▶ The task
Show each line from the listing that includes the word "позицию".

▶ Exercise material
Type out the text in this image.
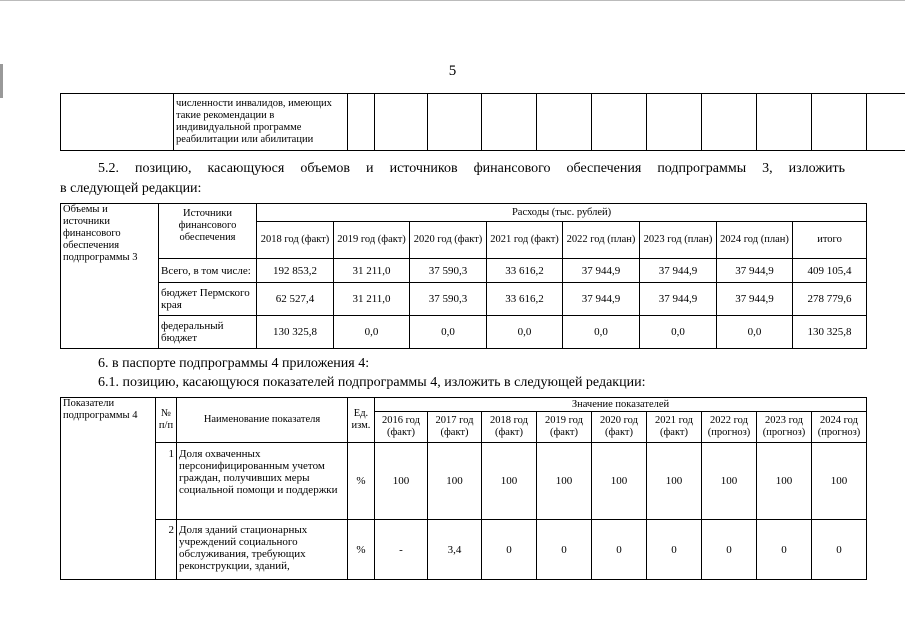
5
	численности инвалидов, имеющих такие рекомендации в индивидуальной программе реабилитации или абилитации											
5.2. позицию, касающуюся объемов и источников финансового обеспечения подпрограммы 3, изложить
в следующей редакции:
Объемы и источники финансового обеспечения подпрограммы 3	Источники финансового обеспечения	Расходы (тыс. рублей)							
		2018 год (факт)	2019 год (факт)	2020 год (факт)	2021 год (факт)	2022 год (план)	2023 год (план)	2024 год (план)	итого
	Всего, в том числе:	192 853,2	31 211,0	37 590,3	33 616,2	37 944,9	37 944,9	37 944,9	409 105,4
	бюджет Пермского края	62 527,4	31 211,0	37 590,3	33 616,2	37 944,9	37 944,9	37 944,9	278 779,6
	федеральный бюджет	130 325,8	0,0	0,0	0,0	0,0	0,0	0,0	130 325,8
6. в паспорте подпрограммы 4 приложения 4:
6.1. позицию, касающуюся показателей подпрограммы 4, изложить в следующей редакции:
Показатели подпрограммы 4	№ п/п	Наименование показателя	Ед. изм.	Значение показателей								
				2016 год (факт)	2017 год (факт)	2018 год (факт)	2019 год (факт)	2020 год (факт)	2021 год (факт)	2022 год (прогноз)	2023 год (прогноз)	2024 год (прогноз)
	1	Доля охваченных персонифицированным учетом граждан, получивших меры социальной помощи и поддержки	%	100	100	100	100	100	100	100	100	100
	2	Доля зданий стационарных учреждений социального обслуживания, требующих реконструкции, зданий,	%	-	3,4	0	0	0	0	0	0	0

▶ Correct answer
5.2. позицию, касающуюся объемов и источников финансового обеспечения подпрограммы 3, изложить
6.1. позицию, касающуюся показателей подпрограммы 4, изложить в следующей редакции:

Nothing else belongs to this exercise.